▶ [Data to process]
● ● ● ● ● ● ●

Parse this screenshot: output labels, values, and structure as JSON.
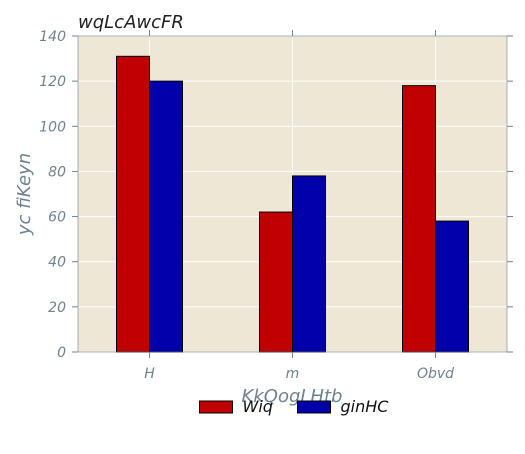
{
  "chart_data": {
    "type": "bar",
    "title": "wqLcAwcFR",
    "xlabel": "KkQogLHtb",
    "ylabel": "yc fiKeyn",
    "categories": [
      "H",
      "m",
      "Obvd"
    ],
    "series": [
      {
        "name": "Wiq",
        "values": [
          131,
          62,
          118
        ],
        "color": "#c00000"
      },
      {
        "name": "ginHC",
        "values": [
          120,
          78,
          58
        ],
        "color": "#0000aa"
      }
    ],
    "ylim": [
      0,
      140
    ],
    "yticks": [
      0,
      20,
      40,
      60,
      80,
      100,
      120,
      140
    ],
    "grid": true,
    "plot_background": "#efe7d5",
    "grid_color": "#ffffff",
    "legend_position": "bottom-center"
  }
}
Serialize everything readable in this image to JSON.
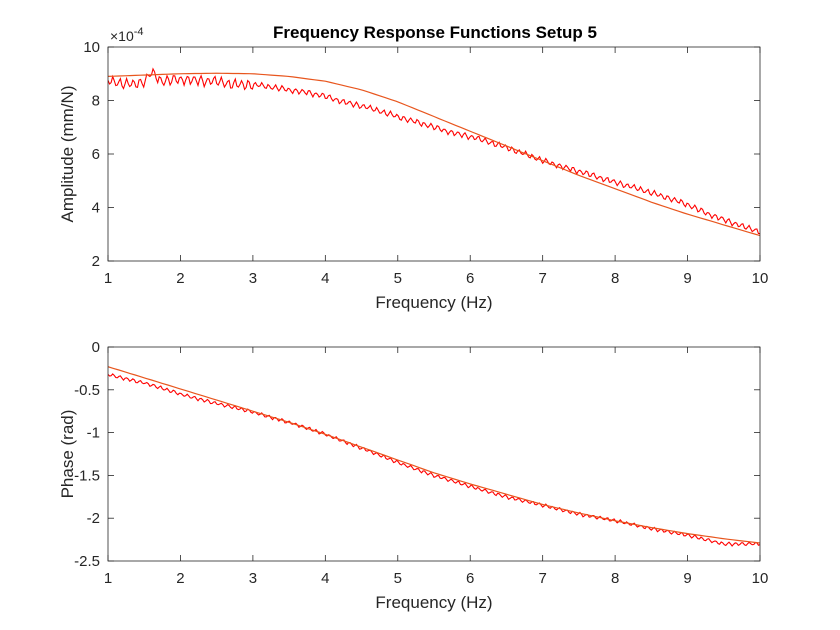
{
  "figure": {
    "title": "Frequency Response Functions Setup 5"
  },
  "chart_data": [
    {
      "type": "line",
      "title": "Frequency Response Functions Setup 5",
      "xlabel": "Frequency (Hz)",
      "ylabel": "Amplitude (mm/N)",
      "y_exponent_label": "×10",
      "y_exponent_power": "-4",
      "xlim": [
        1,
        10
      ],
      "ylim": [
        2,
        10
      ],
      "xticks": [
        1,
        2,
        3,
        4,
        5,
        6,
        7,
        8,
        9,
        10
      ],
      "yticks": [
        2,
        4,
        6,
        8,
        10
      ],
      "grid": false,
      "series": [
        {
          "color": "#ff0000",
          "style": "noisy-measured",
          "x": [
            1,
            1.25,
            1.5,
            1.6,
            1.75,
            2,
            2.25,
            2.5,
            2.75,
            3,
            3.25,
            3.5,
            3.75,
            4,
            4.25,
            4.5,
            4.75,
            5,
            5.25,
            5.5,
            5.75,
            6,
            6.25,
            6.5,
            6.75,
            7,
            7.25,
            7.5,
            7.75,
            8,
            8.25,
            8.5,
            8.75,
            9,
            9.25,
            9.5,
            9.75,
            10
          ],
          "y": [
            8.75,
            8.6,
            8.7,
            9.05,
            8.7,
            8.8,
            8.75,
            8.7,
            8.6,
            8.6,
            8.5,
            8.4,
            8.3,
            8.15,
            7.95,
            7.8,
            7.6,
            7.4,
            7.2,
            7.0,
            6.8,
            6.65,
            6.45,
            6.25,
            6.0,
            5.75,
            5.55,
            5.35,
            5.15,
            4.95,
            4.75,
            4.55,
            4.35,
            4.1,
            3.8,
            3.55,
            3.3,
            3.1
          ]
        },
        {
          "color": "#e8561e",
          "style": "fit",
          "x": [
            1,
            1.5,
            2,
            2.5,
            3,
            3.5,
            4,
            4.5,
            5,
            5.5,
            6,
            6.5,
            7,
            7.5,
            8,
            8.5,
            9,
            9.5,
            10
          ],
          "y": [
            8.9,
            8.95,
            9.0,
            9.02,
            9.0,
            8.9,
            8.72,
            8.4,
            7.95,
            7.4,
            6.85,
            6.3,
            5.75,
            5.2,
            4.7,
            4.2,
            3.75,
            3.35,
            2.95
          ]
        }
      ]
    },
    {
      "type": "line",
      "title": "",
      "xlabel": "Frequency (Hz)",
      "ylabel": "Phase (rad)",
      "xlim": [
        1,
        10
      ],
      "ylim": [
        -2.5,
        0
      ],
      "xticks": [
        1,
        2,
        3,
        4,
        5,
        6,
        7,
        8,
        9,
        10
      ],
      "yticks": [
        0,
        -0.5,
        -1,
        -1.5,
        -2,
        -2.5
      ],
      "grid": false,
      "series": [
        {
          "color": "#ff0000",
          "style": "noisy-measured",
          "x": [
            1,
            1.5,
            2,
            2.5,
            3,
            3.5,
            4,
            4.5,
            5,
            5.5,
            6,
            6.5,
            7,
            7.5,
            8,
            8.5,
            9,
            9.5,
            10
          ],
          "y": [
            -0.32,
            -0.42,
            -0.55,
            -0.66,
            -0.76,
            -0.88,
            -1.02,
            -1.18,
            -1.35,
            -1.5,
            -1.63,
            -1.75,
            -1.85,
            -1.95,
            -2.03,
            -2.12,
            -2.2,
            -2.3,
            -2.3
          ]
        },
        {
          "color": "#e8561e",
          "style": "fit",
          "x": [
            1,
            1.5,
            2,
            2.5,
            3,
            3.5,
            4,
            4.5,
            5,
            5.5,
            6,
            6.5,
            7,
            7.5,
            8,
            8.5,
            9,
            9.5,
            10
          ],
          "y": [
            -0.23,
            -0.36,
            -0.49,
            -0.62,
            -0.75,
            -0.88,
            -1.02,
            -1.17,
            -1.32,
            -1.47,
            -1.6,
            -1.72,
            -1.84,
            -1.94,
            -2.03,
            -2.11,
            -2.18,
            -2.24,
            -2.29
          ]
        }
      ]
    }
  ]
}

● ● ● ● ● ● ●

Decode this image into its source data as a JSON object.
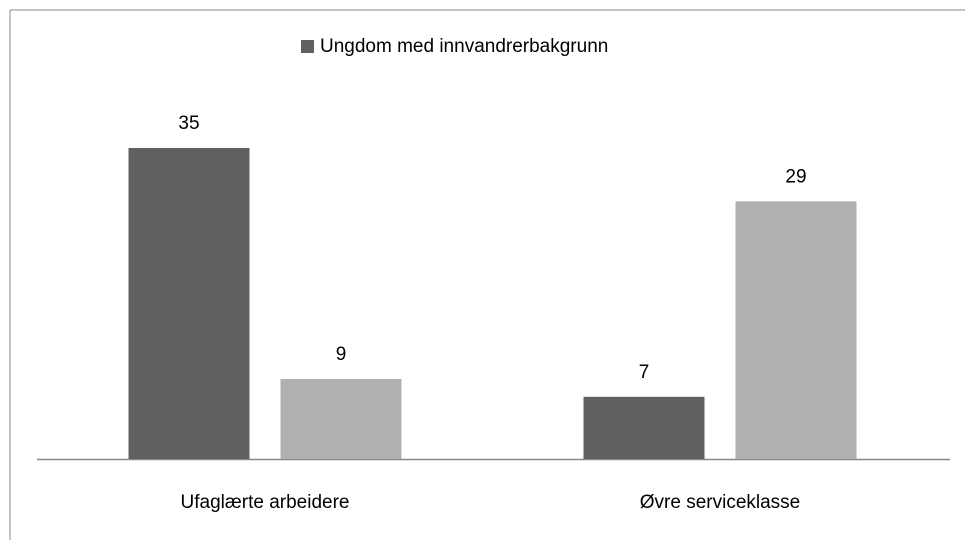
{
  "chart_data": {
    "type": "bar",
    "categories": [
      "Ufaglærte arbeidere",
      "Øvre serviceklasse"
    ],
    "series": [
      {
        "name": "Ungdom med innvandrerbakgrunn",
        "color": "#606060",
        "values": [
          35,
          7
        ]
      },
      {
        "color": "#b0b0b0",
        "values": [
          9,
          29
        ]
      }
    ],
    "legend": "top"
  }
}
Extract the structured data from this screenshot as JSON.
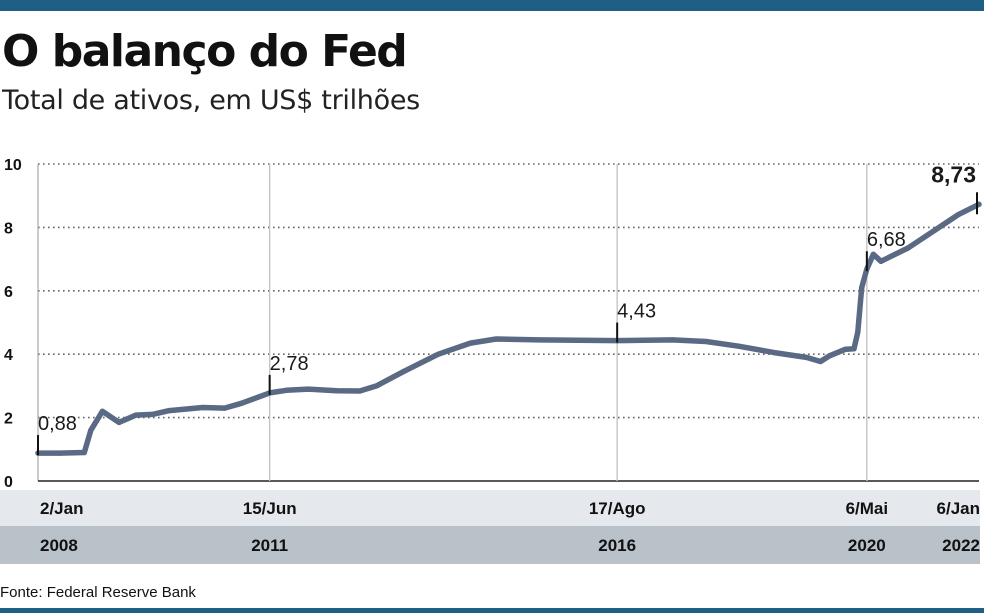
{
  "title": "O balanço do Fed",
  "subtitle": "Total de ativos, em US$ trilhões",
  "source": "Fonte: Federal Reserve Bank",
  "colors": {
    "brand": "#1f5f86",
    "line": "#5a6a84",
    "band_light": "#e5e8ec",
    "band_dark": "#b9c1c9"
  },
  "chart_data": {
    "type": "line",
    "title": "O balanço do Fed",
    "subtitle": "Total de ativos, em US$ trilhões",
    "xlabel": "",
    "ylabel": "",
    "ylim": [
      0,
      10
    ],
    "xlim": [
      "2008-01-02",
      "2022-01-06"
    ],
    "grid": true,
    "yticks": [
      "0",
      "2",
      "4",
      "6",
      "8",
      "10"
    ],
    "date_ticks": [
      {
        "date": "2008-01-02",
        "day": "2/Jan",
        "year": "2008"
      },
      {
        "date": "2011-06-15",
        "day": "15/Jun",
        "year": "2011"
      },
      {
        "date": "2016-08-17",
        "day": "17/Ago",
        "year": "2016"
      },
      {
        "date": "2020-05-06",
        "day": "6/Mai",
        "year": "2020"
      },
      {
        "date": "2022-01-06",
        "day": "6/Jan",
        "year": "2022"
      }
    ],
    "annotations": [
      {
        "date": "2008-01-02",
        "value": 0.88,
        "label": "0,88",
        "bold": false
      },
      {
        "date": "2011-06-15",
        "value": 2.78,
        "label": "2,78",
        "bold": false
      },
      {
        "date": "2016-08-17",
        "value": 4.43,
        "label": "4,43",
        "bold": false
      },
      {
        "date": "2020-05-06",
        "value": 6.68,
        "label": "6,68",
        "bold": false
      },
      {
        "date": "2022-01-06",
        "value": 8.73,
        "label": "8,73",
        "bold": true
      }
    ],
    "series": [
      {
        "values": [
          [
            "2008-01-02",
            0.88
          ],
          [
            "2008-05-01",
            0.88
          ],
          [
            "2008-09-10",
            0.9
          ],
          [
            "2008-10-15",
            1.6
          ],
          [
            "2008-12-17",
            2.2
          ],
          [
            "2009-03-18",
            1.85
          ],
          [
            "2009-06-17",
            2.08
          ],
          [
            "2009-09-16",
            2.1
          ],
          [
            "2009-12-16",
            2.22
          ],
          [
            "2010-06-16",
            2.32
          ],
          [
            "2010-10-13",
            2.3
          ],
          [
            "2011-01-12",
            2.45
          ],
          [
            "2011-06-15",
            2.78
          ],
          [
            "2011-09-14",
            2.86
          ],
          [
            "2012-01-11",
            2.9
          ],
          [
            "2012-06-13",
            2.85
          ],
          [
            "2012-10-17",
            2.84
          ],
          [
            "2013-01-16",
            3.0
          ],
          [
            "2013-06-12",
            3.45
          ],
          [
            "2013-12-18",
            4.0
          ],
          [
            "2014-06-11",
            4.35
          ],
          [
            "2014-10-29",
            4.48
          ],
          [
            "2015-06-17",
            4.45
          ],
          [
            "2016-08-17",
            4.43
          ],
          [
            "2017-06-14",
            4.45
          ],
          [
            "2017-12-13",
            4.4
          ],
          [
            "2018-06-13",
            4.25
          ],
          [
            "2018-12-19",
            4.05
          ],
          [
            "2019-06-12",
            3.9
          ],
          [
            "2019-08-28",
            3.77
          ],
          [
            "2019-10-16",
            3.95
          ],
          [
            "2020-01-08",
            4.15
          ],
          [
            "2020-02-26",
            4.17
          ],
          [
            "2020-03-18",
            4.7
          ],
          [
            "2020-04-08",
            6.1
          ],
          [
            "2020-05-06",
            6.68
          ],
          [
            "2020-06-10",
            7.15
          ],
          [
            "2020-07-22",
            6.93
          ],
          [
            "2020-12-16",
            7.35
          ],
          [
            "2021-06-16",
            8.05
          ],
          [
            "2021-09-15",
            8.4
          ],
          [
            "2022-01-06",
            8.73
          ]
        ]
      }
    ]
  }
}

● ● ● ● ● ● ●

Lines that hold "Frequency" are the ones to copy; find all of them.

    "title": "Frequency Response Functions Setup 5"
      "title": "Frequency Response Functions Setup 5",
      "xlabel": "Frequency (Hz)",
      "xlabel": "Frequency (Hz)",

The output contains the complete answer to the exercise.